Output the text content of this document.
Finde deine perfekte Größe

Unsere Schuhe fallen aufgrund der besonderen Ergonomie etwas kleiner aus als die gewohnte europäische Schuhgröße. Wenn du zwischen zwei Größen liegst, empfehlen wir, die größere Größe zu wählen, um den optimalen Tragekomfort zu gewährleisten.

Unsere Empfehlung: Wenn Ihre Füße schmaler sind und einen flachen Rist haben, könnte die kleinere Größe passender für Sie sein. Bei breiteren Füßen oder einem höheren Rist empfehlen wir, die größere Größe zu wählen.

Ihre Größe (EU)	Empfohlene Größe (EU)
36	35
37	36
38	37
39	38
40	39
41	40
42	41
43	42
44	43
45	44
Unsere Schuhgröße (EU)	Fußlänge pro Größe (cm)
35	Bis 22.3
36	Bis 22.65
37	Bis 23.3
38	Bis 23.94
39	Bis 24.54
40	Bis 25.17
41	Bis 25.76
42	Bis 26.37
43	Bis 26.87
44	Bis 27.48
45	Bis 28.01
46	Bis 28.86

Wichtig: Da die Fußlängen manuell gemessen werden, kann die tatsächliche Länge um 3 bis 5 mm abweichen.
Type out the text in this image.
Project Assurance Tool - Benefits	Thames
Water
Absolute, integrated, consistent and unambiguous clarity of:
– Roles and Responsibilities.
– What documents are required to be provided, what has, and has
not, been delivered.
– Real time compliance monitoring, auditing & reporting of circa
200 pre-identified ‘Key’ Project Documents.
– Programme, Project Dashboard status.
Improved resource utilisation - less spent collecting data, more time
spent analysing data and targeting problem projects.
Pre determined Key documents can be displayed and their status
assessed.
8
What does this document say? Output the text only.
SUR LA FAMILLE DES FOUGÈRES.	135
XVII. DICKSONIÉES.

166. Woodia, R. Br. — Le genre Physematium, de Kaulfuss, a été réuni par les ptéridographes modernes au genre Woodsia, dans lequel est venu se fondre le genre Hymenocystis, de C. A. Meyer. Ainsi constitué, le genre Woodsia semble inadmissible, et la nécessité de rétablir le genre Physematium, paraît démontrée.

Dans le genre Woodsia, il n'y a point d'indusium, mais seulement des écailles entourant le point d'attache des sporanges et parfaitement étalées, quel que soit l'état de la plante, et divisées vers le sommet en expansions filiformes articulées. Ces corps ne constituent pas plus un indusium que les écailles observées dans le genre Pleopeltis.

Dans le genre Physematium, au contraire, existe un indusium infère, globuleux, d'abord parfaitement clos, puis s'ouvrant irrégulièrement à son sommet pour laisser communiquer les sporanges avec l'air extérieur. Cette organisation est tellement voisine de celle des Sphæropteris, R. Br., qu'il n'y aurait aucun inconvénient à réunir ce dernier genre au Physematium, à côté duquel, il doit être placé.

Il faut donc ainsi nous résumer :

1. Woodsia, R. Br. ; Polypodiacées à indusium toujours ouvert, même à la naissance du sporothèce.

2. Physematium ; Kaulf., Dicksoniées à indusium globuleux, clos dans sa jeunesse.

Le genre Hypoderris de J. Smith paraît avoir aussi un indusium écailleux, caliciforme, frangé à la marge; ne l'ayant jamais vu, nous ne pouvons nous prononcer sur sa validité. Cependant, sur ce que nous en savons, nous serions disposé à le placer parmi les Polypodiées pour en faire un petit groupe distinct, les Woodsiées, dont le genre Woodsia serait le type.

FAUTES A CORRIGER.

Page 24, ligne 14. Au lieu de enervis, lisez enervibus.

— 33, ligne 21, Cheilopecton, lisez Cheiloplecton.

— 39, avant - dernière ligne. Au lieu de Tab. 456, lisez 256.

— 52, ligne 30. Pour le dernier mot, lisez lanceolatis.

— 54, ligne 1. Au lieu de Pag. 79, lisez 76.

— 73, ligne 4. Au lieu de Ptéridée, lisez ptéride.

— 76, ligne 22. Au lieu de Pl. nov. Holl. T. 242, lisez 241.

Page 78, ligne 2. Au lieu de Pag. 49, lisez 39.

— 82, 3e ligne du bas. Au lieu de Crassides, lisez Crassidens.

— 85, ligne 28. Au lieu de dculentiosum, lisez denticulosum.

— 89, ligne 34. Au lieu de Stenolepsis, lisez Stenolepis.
___
Aim
Search the entries for the word "What", then list each line that holds it.

Answer to the task
– What documents are required to be provided, what has, and has
What does this document say? Output the text only.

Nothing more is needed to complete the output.